**PROBLEM DETAILS:**
Say the number of lines containing the string "затрат", and say nothing else.
-- BEGIN RAW DATA --
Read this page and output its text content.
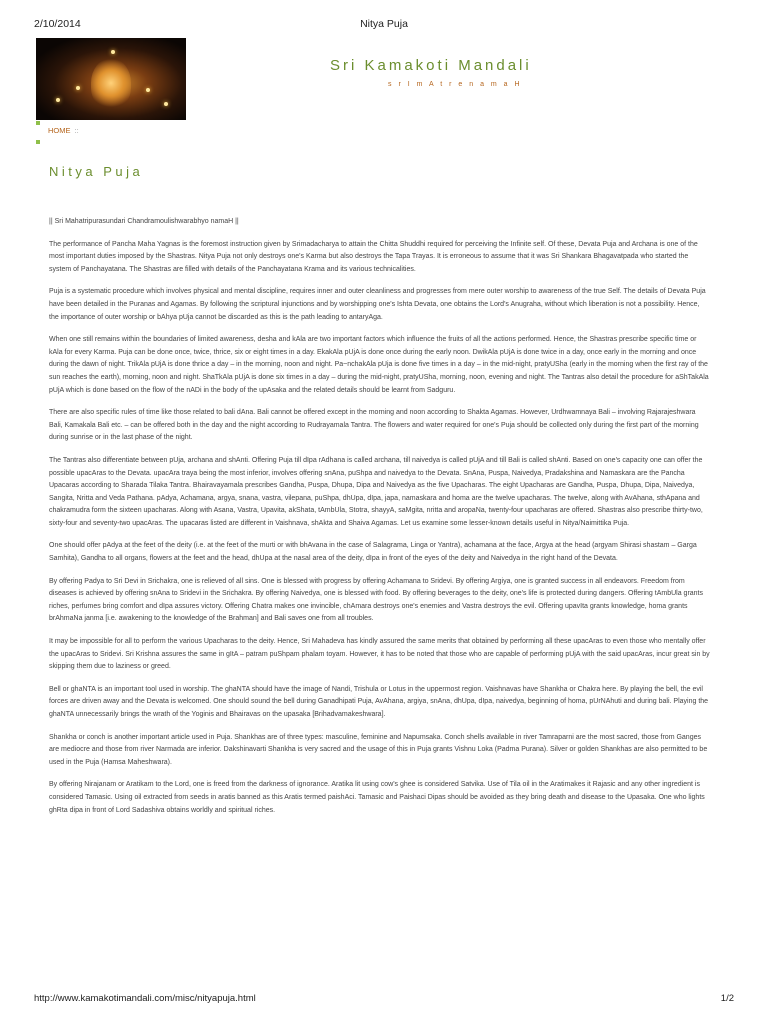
2/10/2014	Nitya Puja
Sri Kamakoti Mandali
s r I m A t r e n a m a H
HOME ::
Nitya Puja

|| Sri Mahatripurasundari Chandramoulishwarabhyo namaH ||

The performance of Pancha Maha Yagnas is the foremost instruction given by Srimadacharya to attain the Chitta Shuddhi required for perceiving the Infinite self. Of these, Devata Puja and Archana is one of the most important duties imposed by the Shastras. Nitya Puja not only destroys one's Karma but also destroys the Tapa Trayas. It is erroneous to assume that it was Sri Shankara Bhagavatpada who started the system of Panchayatana. The Shastras are filled with details of the Panchayatana Krama and its various technicalities.

Puja is a systematic procedure which involves physical and mental discipline, requires inner and outer cleanliness and progresses from mere outer worship to awareness of the true Self. The details of Devata Puja have been detailed in the Puranas and Agamas. By following the scriptural injunctions and by worshipping one's Ishta Devata, one obtains the Lord's Anugraha, without which liberation is not a possibility. Hence, the importance of outer worship or bAhya pUja cannot be discarded as this is the path leading to antaryAga.

When one still remains within the boundaries of limited awareness, desha and kAla are two important factors which influence the fruits of all the actions performed. Hence, the Shastras prescribe specific time or kAla for every Karma. Puja can be done once, twice, thrice, six or eight times in a day. EkakAla pUjA is done once during the early noon. DwikAla pUjA is done twice in a day, once early in the morning and once during the dawn of night. TrikAla pUjA is done thrice a day – in the morning, noon and night. Pa~nchakAla pUja is done five times in a day – in the mid-night, pratyUSha (early in the morning when the first ray of the sun reaches the earth), morning, noon and night. ShaTkAla pUjA is done six times in a day – during the mid-night, pratyUSha, morning, noon, evening and night. The Tantras also detail the procedure for aShTakAla pUjA which is done based on the flow of the nADi in the body of the upAsaka and the related details should be learnt from Sadguru.

There are also specific rules of time like those related to bali dAna. Bali cannot be offered except in the morning and noon according to Shakta Agamas. However, Urdhwamnaya Bali – involving Rajarajeshwara Bali, Kamakala Bali etc. – can be offered both in the day and the night according to Rudrayamala Tantra. The flowers and water required for one's Puja should be collected only during the first part of the morning during sunrise or in the last phase of the night.

The Tantras also differentiate between pUja, archana and shAnti. Offering Puja till dIpa rAdhana is called archana, till naivedya is called pUjA and till Bali is called shAnti. Based on one's capacity one can offer the possible upacAras to the Devata. upacAra traya being the most inferior, involves offering snAna, puShpa and naivedya to the Devata. SnAna, Puspa, Naivedya, Pradakshina and Namaskara are the Pancha Upacaras according to Sharada Tilaka Tantra. Bhairavayamala prescribes Gandha, Puspa, Dhupa, Dipa and Naivedya as the five Upacharas. The eight Upacharas are Gandha, Puspa, Dhupa, Dipa, Naivedya, Sangita, Nritta and Veda Pathana. pAdya, Achamana, argya, snana, vastra, vilepana, puShpa, dhUpa, dIpa, japa, namaskara and homa are the twelve upacharas. The twelve, along with AvAhana, sthApana and chakramudra form the sixteen upacharas. Along with Asana, Vastra, Upavita, akShata, tAmbUla, Stotra, shayyA, saMgita, nritta and aropaNa, twenty-four upacharas are offered. Shastras also prescribe thirty-two, sixty-four and seventy-two upacAras. The upacaras listed are different in Vaishnava, shAkta and Shaiva Agamas. Let us examine some lesser-known details useful in Nitya/Naimittika Puja.

One should offer pAdya at the feet of the deity (i.e. at the feet of the murti or with bhAvana in the case of Salagrama, Linga or Yantra), achamana at the face, Argya at the head (argyam Shirasi shastam – Garga Samhita), Gandha to all organs, flowers at the feet and the head, dhUpa at the nasal area of the deity, dIpa in front of the eyes of the deity and Naivedya in the right hand of the Devata.

By offering Padya to Sri Devi in Srichakra, one is relieved of all sins. One is blessed with progress by offering Achamana to Sridevi. By offering Argiya, one is granted success in all endeavors. Freedom from diseases is achieved by offering snAna to Sridevi in the Srichakra. By offering Naivedya, one is blessed with food. By offering beverages to the deity, one's life is protected during dangers. Offering tAmbUla grants riches, perfumes bring comfort and dIpa assures victory. Offering Chatra makes one invincible, chAmara destroys one's enemies and Vastra destroys the evil. Offering upavIta grants knowledge, homa grants brAhmaNa janma [i.e. awakening to the knowledge of the Brahman] and Bali saves one from all troubles.

It may be impossible for all to perform the various Upacharas to the deity. Hence, Sri Mahadeva has kindly assured the same merits that obtained by performing all these upacAras to even those who mentally offer the upacAras to Sridevi. Sri Krishna assures the same in gItA – patram puShpam phalam toyam. However, it has to be noted that those who are capable of performing pUjA with the said upacAras, incur great sin by skipping them due to laziness or greed.

Bell or ghaNTA is an important tool used in worship. The ghaNTA should have the image of Nandi, Trishula or Lotus in the uppermost region. Vaishnavas have Shankha or Chakra here. By playing the bell, the evil forces are driven away and the Devata is welcomed. One should sound the bell during Ganadhipati Puja, AvAhana, argiya, snAna, dhUpa, dIpa, naivedya, beginning of homa, pUrNAhuti and during bali. Playing the ghaNTA unnecessarily brings the wrath of the Yoginis and Bhairavas on the upasaka [Brihadvamakeshwara].

Shankha or conch is another important article used in Puja. Shankhas are of three types: masculine, feminine and Napumsaka. Conch shells available in river Tamraparni are the most sacred, those from Ganges are mediocre and those from river Narmada are inferior. Dakshinavarti Shankha is very sacred and the usage of this in Puja grants Vishnu Loka (Padma Purana). Silver or golden Shankhas are also permitted to be used in the Puja (Hamsa Maheshwara).

By offering Nirajanam or Aratikam to the Lord, one is freed from the darkness of ignorance. Aratika lit using cow's ghee is considered Satvika. Use of Tila oil in the Aratimakes it Rajasic and any other ingredient is considered Tamasic. Using oil extracted from seeds in aratis banned as this Aratis termed paishAci. Tamasic and Paishaci Dipas should be avoided as they bring death and disease to the Upasaka. One who lights ghRta dipa in front of Lord Sadashiva obtains worldly and spiritual riches.

http://www.kamakotimandali.com/misc/nityapuja.html	1/2
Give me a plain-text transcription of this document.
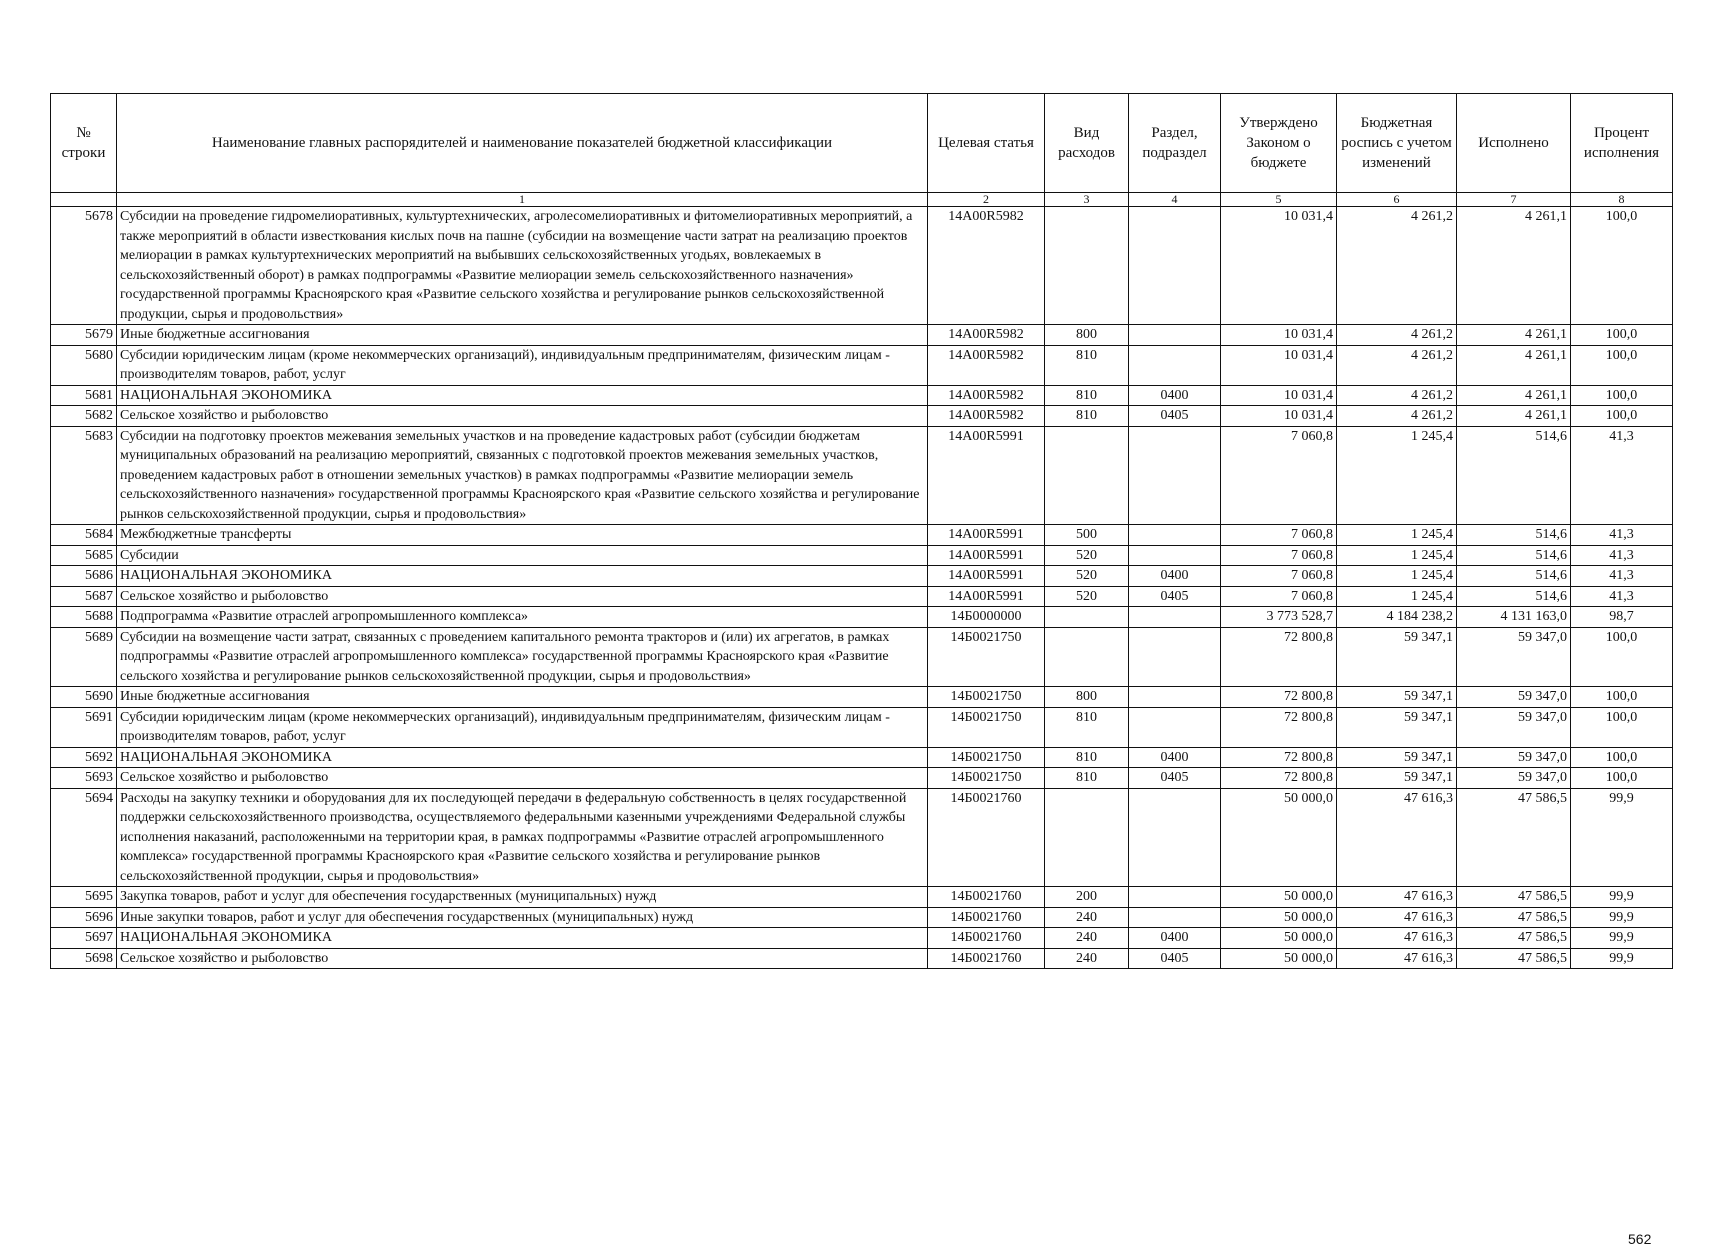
№ строки	Наименование главных распорядителей и наименование показателей бюджетной классификации	Целевая статья	Вид расходов	Раздел, подраздел	Утверждено Законом о бюджете	Бюджетная роспись с учетом изменений	Исполнено	Процент исполнения
	1	2	3	4	5	6	7	8
5678	Субсидии на проведение гидромелиоративных, культуртехнических, агролесомелиоративных и фитомелиоративных мероприятий, а также мероприятий в области известкования кислых почв на пашне (субсидии на возмещение части затрат на реализацию проектов мелиорации в рамках культуртехнических мероприятий на выбывших сельскохозяйственных угодьях, вовлекаемых в сельскохозяйственный оборот) в рамках подпрограммы «Развитие мелиорации земель сельскохозяйственного назначения» государственной программы Красноярского края «Развитие сельского хозяйства и регулирование рынков сельскохозяйственной продукции, сырья и продовольствия»	14А00R5982			10 031,4	4 261,2	4 261,1	100,0
5679	Иные бюджетные ассигнования	14А00R5982	800		10 031,4	4 261,2	4 261,1	100,0
5680	Субсидии юридическим лицам (кроме некоммерческих организаций), индивидуальным предпринимателям, физическим лицам - производителям товаров, работ, услуг	14А00R5982	810		10 031,4	4 261,2	4 261,1	100,0
5681	НАЦИОНАЛЬНАЯ ЭКОНОМИКА	14А00R5982	810	0400	10 031,4	4 261,2	4 261,1	100,0
5682	Сельское хозяйство и рыболовство	14А00R5982	810	0405	10 031,4	4 261,2	4 261,1	100,0
5683	Субсидии на подготовку проектов межевания земельных участков и на проведение кадастровых работ (субсидии бюджетам муниципальных образований на реализацию мероприятий, связанных с подготовкой проектов межевания земельных участков, проведением кадастровых работ в отношении земельных участков) в рамках подпрограммы «Развитие мелиорации земель сельскохозяйственного назначения» государственной программы Красноярского края «Развитие сельского хозяйства и регулирование рынков сельскохозяйственной продукции, сырья и продовольствия»	14А00R5991			7 060,8	1 245,4	514,6	41,3
5684	Межбюджетные трансферты	14А00R5991	500		7 060,8	1 245,4	514,6	41,3
5685	Субсидии	14А00R5991	520		7 060,8	1 245,4	514,6	41,3
5686	НАЦИОНАЛЬНАЯ ЭКОНОМИКА	14А00R5991	520	0400	7 060,8	1 245,4	514,6	41,3
5687	Сельское хозяйство и рыболовство	14А00R5991	520	0405	7 060,8	1 245,4	514,6	41,3
5688	Подпрограмма «Развитие отраслей агропромышленного комплекса»	14Б0000000			3 773 528,7	4 184 238,2	4 131 163,0	98,7
5689	Субсидии на возмещение части затрат, связанных с проведением капитального ремонта тракторов и (или) их агрегатов, в рамках подпрограммы «Развитие отраслей агропромышленного комплекса» государственной программы Красноярского края «Развитие сельского хозяйства и регулирование рынков сельскохозяйственной продукции, сырья и продовольствия»	14Б0021750			72 800,8	59 347,1	59 347,0	100,0
5690	Иные бюджетные ассигнования	14Б0021750	800		72 800,8	59 347,1	59 347,0	100,0
5691	Субсидии юридическим лицам (кроме некоммерческих организаций), индивидуальным предпринимателям, физическим лицам - производителям товаров, работ, услуг	14Б0021750	810		72 800,8	59 347,1	59 347,0	100,0
5692	НАЦИОНАЛЬНАЯ ЭКОНОМИКА	14Б0021750	810	0400	72 800,8	59 347,1	59 347,0	100,0
5693	Сельское хозяйство и рыболовство	14Б0021750	810	0405	72 800,8	59 347,1	59 347,0	100,0
5694	Расходы на закупку техники и оборудования для их последующей передачи в федеральную собственность в целях государственной поддержки сельскохозяйственного производства, осуществляемого федеральными казенными учреждениями Федеральной службы исполнения наказаний, расположенными на территории края, в рамках подпрограммы «Развитие отраслей агропромышленного комплекса» государственной программы Красноярского края «Развитие сельского хозяйства и регулирование рынков сельскохозяйственной продукции, сырья и продовольствия»	14Б0021760			50 000,0	47 616,3	47 586,5	99,9
5695	Закупка товаров, работ и услуг для обеспечения государственных (муниципальных) нужд	14Б0021760	200		50 000,0	47 616,3	47 586,5	99,9
5696	Иные закупки товаров, работ и услуг для обеспечения государственных (муниципальных) нужд	14Б0021760	240		50 000,0	47 616,3	47 586,5	99,9
5697	НАЦИОНАЛЬНАЯ ЭКОНОМИКА	14Б0021760	240	0400	50 000,0	47 616,3	47 586,5	99,9
5698	Сельское хозяйство и рыболовство	14Б0021760	240	0405	50 000,0	47 616,3	47 586,5	99,9
562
-- END RAW DATA --
**RESPONSE TO THIS EXERCISE:**
2